- **Short problem 1**:
Answer these from the UTF-8 feature page:
(a) Which character set does the UTF-8 feature page say Russian uses by default?
(b) What command can be sent with every connection establishment to override the MySQL connection setting?
(c) What is the file size of charset_defaults_v2.diff?

- **Excerpted text**:
***

Feature #18501
closedEnable UTF-8 by default
Added by Michael Stucki over 16 years ago. Updated over 13 years ago.
0%
Description
UTF-8 needs to be enabled by default.
(issue imported from #M7942)
Files
utf8_by_default_v2.patch (15.9 KB) utf8_by_default_v2.patch | Administrator Admin, 2010-11-10 10:24 | ||
charset_defaults_v2.diff (16.3 KB) charset_defaults_v2.diff | Administrator Admin, 2010-11-18 01:38 |
Updated by Benni Mack about 14 years ago
What needs to be done in order to have TYPO3 be completely unicode:
- TYPO3 needs to talk UTF-8 all through the core
- The connection to the database needs to be utf-8
Note: It doesn't matter if the DB is UTF-8 or not, because the database only needs to know in which format the data is going to be sent from and to TYPO3 (that is: the connection info). However, we encourage people to make their DB utf-8 by default.
1) We're just talking about the TYPO3 Backend for now, because that's where you usually put data in the database. If a backend user is choosing his language for the backend, TYPO3 takes a character set that it has defined t3lib_cs->charSetArray that fits to the language. so by default english or danish is using "iso-8859-1", russian is using "windows-1251". So far so good. The whole backend is rendered that way and TYPO3 is also using the chosen character set in order to save it to the database. This is getting a real mess if you have a backend user that speaks "english" and another that speaks russian, because then there are datasets with different character sets in the DB!!! Anyway, the famous [UTF-8][forceCharset] tells TYPO3 to always use "utf-8" (or something else) and not use t3lib_cs->charsetArray for that. This means: forceCharset allows TYPO3 to speak one charset regardless of what language a BE user has set.
2) The UTF-8 connection is determined through the database. In MySQL this can be set in the server connection (character_set_connection), but can also be overriden by sending "SET NAMES utf8" with every connection establishment.
Imagine some evil setups:
- No forceCharset is set, so multiple users with different languages (that have different charsets in t3lib_cs->charsetArray) read and write datasets, even the same datasets. This is chaos.

***

- **Exercise inputs**:
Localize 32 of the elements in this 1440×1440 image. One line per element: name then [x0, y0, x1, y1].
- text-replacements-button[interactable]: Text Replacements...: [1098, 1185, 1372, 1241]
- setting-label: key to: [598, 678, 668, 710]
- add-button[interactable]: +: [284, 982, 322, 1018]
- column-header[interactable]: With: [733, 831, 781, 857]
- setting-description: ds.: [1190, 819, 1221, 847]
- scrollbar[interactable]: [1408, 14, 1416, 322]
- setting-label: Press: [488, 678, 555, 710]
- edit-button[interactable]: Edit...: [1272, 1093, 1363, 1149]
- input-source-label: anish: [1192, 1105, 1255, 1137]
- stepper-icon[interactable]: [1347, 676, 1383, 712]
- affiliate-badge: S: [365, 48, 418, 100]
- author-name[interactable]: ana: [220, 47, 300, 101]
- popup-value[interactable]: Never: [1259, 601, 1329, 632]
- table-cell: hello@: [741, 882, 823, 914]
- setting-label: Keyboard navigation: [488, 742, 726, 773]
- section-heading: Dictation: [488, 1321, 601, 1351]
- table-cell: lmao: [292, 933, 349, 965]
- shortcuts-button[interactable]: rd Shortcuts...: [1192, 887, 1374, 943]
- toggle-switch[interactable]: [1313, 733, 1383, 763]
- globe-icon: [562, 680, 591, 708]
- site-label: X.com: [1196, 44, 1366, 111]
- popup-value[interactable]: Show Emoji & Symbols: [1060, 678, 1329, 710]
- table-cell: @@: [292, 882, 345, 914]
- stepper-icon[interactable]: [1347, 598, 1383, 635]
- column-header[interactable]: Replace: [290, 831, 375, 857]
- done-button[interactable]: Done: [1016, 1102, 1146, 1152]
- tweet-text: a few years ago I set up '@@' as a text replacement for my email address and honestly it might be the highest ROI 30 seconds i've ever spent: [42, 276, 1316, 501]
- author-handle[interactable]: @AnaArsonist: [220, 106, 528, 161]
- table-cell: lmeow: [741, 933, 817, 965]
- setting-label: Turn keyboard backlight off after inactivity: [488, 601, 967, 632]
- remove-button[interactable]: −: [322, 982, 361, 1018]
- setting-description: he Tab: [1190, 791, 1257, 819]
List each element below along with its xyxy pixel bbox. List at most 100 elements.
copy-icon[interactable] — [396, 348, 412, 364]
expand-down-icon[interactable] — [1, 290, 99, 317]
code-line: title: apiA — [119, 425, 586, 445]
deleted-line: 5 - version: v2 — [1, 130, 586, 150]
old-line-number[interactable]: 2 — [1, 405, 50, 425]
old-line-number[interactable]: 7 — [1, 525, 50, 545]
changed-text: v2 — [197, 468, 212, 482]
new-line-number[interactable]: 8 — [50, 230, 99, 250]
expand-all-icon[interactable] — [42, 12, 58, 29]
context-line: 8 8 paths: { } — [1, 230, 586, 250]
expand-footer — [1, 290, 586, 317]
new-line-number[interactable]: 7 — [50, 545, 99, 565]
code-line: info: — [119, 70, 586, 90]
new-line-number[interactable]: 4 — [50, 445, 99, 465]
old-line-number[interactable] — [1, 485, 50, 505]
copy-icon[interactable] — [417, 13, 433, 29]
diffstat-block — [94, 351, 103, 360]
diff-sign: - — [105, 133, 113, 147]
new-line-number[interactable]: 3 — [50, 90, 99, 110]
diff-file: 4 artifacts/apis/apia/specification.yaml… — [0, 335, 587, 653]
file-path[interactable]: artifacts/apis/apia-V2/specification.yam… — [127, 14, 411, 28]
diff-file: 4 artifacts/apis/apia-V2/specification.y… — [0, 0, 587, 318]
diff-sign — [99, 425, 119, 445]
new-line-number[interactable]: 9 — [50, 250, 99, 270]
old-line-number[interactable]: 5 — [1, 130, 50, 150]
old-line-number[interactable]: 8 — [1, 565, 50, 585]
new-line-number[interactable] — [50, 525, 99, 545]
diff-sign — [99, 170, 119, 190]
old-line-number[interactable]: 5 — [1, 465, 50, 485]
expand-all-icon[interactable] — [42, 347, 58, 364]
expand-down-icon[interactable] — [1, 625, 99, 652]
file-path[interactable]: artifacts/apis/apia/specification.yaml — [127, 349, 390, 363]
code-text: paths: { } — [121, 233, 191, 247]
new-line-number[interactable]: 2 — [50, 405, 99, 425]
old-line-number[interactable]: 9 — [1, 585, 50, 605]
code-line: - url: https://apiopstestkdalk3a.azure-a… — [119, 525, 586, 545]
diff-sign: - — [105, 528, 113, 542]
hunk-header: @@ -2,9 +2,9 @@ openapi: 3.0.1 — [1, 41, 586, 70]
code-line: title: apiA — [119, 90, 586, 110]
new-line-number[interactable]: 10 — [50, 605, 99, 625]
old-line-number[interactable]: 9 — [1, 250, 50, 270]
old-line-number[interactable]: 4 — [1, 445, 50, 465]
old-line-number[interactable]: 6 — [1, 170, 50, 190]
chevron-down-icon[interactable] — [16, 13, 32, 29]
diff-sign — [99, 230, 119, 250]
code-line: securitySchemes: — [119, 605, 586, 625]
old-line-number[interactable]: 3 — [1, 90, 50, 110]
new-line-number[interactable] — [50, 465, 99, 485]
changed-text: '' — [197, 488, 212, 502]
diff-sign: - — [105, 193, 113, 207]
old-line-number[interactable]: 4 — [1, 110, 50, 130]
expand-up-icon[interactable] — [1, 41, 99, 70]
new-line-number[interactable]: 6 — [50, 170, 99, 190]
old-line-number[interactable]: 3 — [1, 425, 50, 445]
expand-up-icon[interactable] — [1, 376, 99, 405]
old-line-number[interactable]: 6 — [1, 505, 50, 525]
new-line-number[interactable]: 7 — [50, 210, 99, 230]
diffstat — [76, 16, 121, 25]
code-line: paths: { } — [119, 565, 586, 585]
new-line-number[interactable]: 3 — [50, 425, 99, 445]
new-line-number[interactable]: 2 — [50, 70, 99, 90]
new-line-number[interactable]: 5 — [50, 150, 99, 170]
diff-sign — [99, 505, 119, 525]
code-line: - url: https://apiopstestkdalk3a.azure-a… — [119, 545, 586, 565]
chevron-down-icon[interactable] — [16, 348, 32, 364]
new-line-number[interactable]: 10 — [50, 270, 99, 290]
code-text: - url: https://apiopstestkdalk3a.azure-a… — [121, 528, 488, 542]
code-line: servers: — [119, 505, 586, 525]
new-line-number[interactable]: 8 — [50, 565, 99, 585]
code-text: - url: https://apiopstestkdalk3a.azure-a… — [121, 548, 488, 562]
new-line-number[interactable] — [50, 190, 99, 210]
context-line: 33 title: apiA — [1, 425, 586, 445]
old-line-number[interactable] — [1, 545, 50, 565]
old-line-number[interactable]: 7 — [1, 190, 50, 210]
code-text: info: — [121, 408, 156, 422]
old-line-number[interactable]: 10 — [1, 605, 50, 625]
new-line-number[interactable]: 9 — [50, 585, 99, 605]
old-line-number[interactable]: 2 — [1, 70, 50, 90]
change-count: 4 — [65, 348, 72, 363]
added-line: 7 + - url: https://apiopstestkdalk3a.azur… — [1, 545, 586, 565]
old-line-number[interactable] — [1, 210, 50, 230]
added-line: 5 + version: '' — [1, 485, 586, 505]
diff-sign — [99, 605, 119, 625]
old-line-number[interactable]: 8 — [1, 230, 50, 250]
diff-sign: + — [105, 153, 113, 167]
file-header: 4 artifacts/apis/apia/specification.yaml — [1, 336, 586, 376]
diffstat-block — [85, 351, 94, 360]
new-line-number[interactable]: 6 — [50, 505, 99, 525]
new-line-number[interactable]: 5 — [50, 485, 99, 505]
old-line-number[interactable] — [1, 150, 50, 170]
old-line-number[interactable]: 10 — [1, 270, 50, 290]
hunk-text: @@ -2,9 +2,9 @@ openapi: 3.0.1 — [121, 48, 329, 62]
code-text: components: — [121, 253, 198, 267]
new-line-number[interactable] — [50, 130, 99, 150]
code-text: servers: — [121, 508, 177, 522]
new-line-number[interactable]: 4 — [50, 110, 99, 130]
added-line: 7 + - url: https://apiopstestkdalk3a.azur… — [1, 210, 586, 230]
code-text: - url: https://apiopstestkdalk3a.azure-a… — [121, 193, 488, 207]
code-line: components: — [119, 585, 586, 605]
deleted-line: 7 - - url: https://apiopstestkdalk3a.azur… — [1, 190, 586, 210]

***

- **Short problem 2**: Please output the rows verbatim, starting at the first row and ending at the line that contains "- column-header[interactable]: Replace: [290, 831, 375, 857]", with both ends included.

- **Written reply 1**:
(a) windows-1251
(b) SET NAMES utf8
(c) 16.3 KB

- **Written reply 2**:
Localize 32 of the elements in this 1440×1440 image. One line per element: name then [x0, y0, x1, y1].
- text-replacements-button[interactable]: Text Replacements...: [1098, 1185, 1372, 1241]
- setting-label: key to: [598, 678, 668, 710]
- add-button[interactable]: +: [284, 982, 322, 1018]
- column-header[interactable]: With: [733, 831, 781, 857]
- setting-description: ds.: [1190, 819, 1221, 847]
- scrollbar[interactable]: [1408, 14, 1416, 322]
- setting-label: Press: [488, 678, 555, 710]
- edit-button[interactable]: Edit...: [1272, 1093, 1363, 1149]
- input-source-label: anish: [1192, 1105, 1255, 1137]
- stepper-icon[interactable]: [1347, 676, 1383, 712]
- affiliate-badge: S: [365, 48, 418, 100]
- author-name[interactable]: ana: [220, 47, 300, 101]
- popup-value[interactable]: Never: [1259, 601, 1329, 632]
- table-cell: hello@: [741, 882, 823, 914]
- setting-label: Keyboard navigation: [488, 742, 726, 773]
- section-heading: Dictation: [488, 1321, 601, 1351]
- table-cell: lmao: [292, 933, 349, 965]
- shortcuts-button[interactable]: rd Shortcuts...: [1192, 887, 1374, 943]
- toggle-switch[interactable]: [1313, 733, 1383, 763]
- globe-icon: [562, 680, 591, 708]
- site-label: X.com: [1196, 44, 1366, 111]
- popup-value[interactable]: Show Emoji & Symbols: [1060, 678, 1329, 710]
- table-cell: @@: [292, 882, 345, 914]
- stepper-icon[interactable]: [1347, 598, 1383, 635]
- column-header[interactable]: Replace: [290, 831, 375, 857]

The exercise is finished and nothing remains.